* **Records for this exercise**
• • • •
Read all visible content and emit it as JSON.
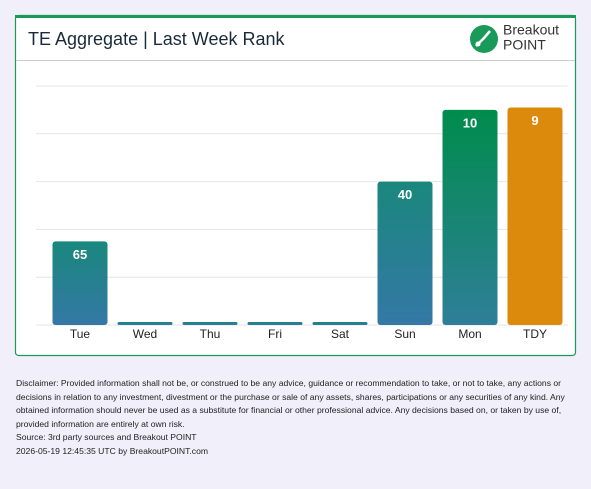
{
  "chart_data": {
    "type": "bar",
    "title": "TE Aggregate | Last Week Rank",
    "categories": [
      "Tue",
      "Wed",
      "Thu",
      "Fri",
      "Sat",
      "Sun",
      "Mon",
      "TDY"
    ],
    "values": [
      65,
      null,
      null,
      null,
      null,
      40,
      10,
      9
    ],
    "colors": [
      "url(#gBlue)",
      "url(#gBlue)",
      "url(#gBlue)",
      "url(#gBlue)",
      "url(#gBlue)",
      "url(#gBlue)",
      "url(#gGreen)",
      "#dc8a0c"
    ],
    "ylim": [
      100,
      0
    ],
    "grid": true
  },
  "logo": {
    "line1": "Breakout",
    "line2": "POINT"
  },
  "footer": {
    "disclaimer": "Disclaimer: Provided information shall not be, or construed to be any advice, guidance or recommendation to take, or not to take, any actions or decisions in relation to any investment, divestment or the purchase or sale of any assets, shares, participations or any securities of any kind. Any obtained information should never be used as a substitute for financial or other professional advice. Any decisions based on, or taken by use of, provided information are entirely at own risk.",
    "source": "Source: 3rd party sources and Breakout POINT",
    "timestamp": "2026-05-19 12:45:35 UTC by BreakoutPOINT.com"
  }
}
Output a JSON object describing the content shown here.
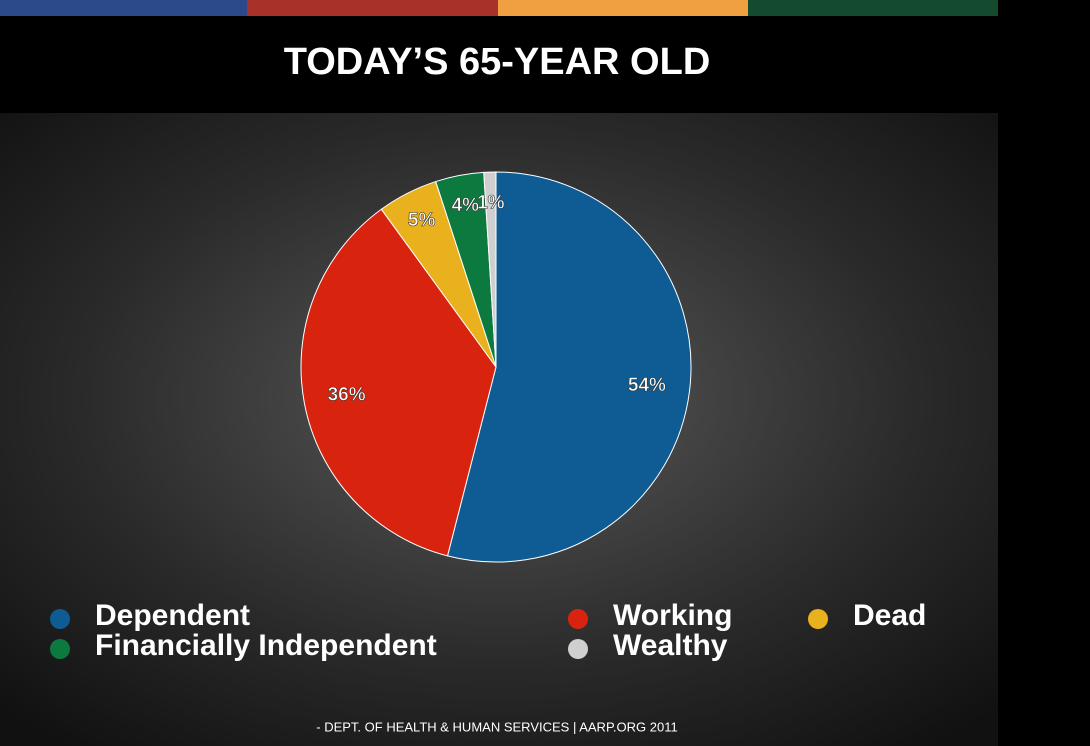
{
  "chart_data": {
    "type": "pie",
    "title": "TODAY’S 65-YEAR OLD",
    "categories": [
      "Dependent",
      "Working",
      "Dead",
      "Financially Independent",
      "Wealthy"
    ],
    "values": [
      54,
      36,
      5,
      4,
      1
    ],
    "value_labels": [
      "54%",
      "36%",
      "5%",
      "4%",
      "1%"
    ],
    "colors": [
      "#0f5c94",
      "#d8240f",
      "#e9b11d",
      "#0c7a3f",
      "#cfcfcf"
    ],
    "source": "- DEPT. OF HEALTH & HUMAN SERVICES | AARP.ORG 2011"
  }
}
• • • •
* **Directions for this task**
Quote the records in full and exactly; skip any image.

* **Written answer**
Read all visible content and emit it as JSON.
{
  "chart_data": {
    "type": "bar",
    "title": "TE Aggregate | Last Week Rank",
    "categories": [
      "Tue",
      "Wed",
      "Thu",
      "Fri",
      "Sat",
      "Sun",
      "Mon",
      "TDY"
    ],
    "values": [
      65,
      null,
      null,
      null,
      null,
      40,
      10,
      9
    ],
    "colors": [
      "url(#gBlue)",
      "url(#gBlue)",
      "url(#gBlue)",
      "url(#gBlue)",
      "url(#gBlue)",
      "url(#gBlue)",
      "url(#gGreen)",
      "#dc8a0c"
    ],
    "ylim": [
      100,
      0
    ],
    "grid": true
  },
  "logo": {
    "line1": "Breakout",
    "line2": "POINT"
  },
  "footer": {
    "disclaimer": "Disclaimer: Provided information shall not be, or construed to be any advice, guidance or recommendation to take, or not to take, any actions or decisions in relation to any investment, divestment or the purchase or sale of any assets, shares, participations or any securities of any kind. Any obtained information should never be used as a substitute for financial or other professional advice. Any decisions based on, or taken by use of, provided information are entirely at own risk.",
    "source": "Source: 3rd party sources and Breakout POINT",
    "timestamp": "2026-05-19 12:45:35 UTC by BreakoutPOINT.com"
  }
}
Output a JSON object describing the content shown here.
{
  "chart_data": {
    "type": "pie",
    "title": "TODAY’S 65-YEAR OLD",
    "categories": [
      "Dependent",
      "Working",
      "Dead",
      "Financially Independent",
      "Wealthy"
    ],
    "values": [
      54,
      36,
      5,
      4,
      1
    ],
    "value_labels": [
      "54%",
      "36%",
      "5%",
      "4%",
      "1%"
    ],
    "colors": [
      "#0f5c94",
      "#d8240f",
      "#e9b11d",
      "#0c7a3f",
      "#cfcfcf"
    ],
    "source": "- DEPT. OF HEALTH & HUMAN SERVICES | AARP.ORG 2011"
  }
}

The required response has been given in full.